- _Task_: Below are some entries. Copy each line that holds the string "source".

Items from a figure collection:
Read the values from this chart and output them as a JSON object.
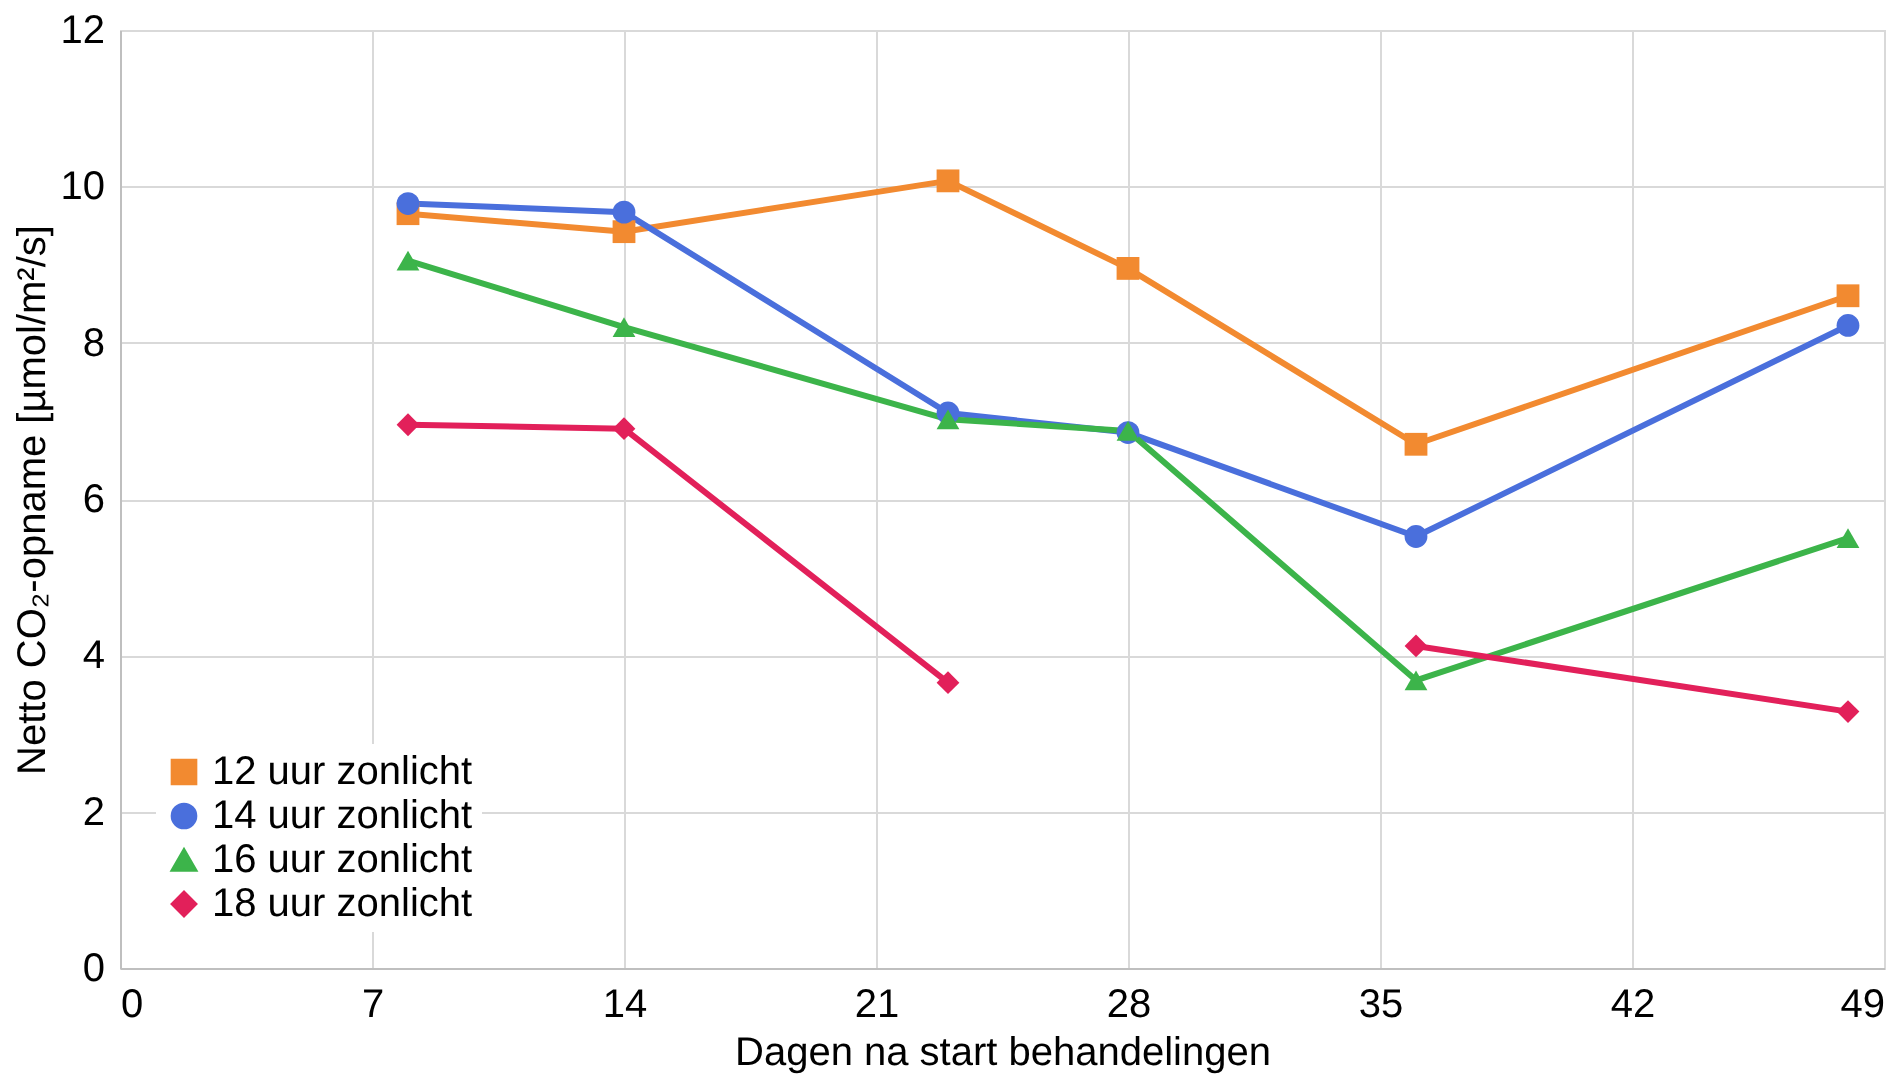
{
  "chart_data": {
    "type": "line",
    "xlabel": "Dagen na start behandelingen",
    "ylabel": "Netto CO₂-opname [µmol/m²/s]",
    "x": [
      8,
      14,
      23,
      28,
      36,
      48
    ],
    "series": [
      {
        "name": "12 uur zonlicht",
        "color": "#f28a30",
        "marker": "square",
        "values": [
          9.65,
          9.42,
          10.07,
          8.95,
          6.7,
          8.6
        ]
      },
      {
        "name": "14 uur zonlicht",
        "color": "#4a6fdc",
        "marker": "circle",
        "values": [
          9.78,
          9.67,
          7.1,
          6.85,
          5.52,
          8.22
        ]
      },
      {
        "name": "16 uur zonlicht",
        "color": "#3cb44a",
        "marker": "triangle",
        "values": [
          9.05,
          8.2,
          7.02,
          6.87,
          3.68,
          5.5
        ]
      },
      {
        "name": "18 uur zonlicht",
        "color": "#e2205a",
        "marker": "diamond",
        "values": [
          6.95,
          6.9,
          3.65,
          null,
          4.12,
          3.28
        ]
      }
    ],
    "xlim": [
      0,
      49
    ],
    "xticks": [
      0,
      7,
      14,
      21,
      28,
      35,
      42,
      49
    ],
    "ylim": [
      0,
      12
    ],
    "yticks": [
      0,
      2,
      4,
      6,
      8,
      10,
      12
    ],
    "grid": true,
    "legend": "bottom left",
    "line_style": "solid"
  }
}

---

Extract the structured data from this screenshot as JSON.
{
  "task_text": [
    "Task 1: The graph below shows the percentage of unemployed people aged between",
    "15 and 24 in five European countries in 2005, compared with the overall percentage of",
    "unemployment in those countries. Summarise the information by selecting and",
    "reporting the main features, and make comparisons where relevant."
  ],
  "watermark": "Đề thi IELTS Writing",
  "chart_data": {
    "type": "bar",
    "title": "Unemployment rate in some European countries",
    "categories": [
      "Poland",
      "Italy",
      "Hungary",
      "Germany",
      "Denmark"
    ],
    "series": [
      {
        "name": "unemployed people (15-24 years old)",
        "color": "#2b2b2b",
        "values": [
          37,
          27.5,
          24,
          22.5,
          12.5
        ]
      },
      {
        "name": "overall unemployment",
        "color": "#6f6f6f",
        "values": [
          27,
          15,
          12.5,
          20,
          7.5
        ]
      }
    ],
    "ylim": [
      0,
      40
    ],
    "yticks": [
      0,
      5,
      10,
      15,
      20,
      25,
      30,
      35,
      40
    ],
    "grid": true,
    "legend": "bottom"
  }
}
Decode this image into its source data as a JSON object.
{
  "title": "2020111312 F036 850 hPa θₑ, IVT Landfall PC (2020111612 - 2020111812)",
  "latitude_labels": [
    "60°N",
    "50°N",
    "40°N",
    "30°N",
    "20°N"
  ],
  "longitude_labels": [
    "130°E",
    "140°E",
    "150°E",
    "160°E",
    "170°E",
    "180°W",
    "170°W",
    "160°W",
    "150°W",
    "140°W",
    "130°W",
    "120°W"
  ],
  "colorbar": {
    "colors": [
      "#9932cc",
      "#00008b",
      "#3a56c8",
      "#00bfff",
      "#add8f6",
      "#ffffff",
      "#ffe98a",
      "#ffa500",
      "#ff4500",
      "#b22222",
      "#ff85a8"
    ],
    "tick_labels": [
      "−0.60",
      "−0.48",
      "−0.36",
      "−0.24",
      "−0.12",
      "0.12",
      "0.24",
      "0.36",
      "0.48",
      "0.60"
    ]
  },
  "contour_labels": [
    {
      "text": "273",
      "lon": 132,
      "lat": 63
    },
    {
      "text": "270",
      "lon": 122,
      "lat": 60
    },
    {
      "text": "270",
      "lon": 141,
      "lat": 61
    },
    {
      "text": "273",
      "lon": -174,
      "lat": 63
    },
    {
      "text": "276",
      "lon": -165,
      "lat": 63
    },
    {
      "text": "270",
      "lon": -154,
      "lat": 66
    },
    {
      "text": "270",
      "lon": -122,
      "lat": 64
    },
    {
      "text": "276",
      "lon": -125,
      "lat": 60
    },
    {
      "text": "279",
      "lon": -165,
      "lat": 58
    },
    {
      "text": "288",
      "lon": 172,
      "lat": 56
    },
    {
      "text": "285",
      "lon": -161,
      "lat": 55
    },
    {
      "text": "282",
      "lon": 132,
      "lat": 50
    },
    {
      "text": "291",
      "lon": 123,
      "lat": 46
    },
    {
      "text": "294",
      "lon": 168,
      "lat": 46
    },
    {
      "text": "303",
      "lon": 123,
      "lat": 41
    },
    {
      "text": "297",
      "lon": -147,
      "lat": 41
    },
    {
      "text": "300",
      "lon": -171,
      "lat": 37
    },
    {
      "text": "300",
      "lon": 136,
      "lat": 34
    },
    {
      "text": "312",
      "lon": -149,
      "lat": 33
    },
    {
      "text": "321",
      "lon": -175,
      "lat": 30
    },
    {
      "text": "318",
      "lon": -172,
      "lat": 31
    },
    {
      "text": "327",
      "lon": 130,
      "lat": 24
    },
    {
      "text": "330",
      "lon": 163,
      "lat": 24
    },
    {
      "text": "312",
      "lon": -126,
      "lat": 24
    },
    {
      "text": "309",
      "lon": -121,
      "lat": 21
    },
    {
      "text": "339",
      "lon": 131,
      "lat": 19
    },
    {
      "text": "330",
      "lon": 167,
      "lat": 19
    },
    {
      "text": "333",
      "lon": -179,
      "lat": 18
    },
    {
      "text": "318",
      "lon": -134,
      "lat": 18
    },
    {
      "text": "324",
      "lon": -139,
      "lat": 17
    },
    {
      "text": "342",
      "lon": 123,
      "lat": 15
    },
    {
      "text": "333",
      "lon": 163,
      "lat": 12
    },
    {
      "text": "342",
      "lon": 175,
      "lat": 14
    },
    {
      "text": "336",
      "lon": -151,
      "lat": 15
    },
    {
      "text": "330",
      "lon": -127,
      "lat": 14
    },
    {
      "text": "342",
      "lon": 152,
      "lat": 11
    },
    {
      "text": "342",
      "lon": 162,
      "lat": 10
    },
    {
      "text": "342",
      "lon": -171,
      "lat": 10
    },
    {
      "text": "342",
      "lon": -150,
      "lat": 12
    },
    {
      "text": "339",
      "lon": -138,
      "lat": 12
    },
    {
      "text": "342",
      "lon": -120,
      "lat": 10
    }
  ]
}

==

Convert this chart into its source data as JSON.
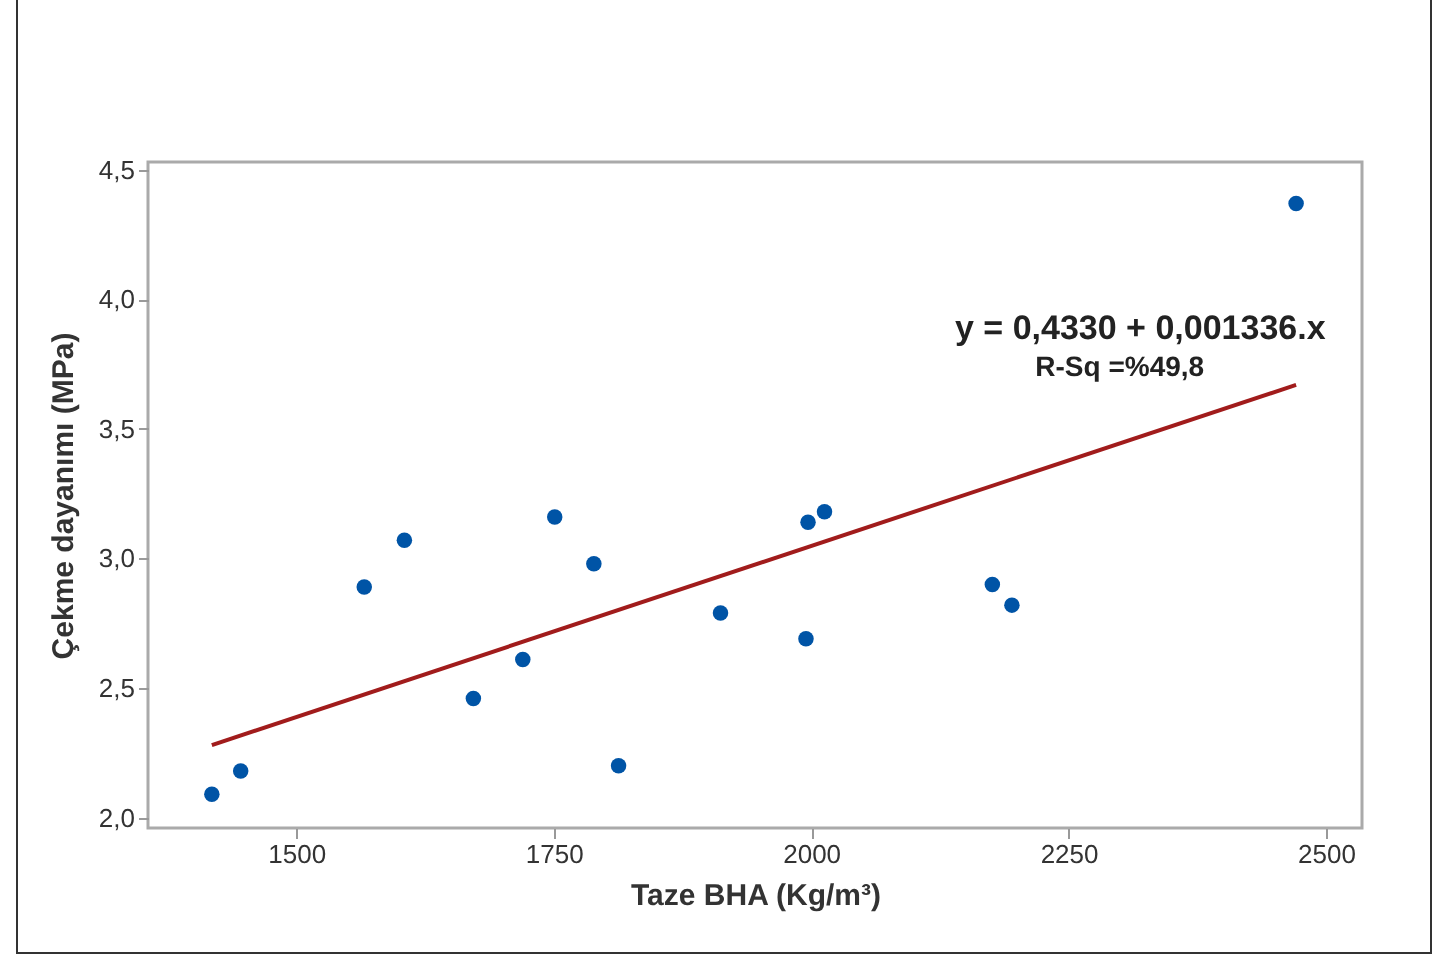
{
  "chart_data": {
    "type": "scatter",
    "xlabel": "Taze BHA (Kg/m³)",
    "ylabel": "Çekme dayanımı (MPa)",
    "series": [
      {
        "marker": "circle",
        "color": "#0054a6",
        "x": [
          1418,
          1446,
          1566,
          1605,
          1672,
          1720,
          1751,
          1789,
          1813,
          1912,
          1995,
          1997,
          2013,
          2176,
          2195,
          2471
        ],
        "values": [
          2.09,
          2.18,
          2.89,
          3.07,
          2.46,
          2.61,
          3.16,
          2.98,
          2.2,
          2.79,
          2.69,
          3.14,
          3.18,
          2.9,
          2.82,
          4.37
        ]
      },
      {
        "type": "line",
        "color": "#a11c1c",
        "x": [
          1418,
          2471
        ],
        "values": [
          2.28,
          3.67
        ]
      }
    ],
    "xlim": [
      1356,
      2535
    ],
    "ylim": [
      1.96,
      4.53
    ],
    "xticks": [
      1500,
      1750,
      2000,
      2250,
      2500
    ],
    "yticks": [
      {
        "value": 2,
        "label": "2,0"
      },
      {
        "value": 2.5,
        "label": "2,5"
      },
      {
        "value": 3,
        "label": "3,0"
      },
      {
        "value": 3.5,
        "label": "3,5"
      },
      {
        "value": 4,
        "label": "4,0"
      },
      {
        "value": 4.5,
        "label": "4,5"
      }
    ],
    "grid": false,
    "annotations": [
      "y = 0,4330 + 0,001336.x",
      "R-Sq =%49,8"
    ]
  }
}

- _Result of this task_:
Decode this image into its source data as a JSON object.
Convert this chart into its source data as JSON.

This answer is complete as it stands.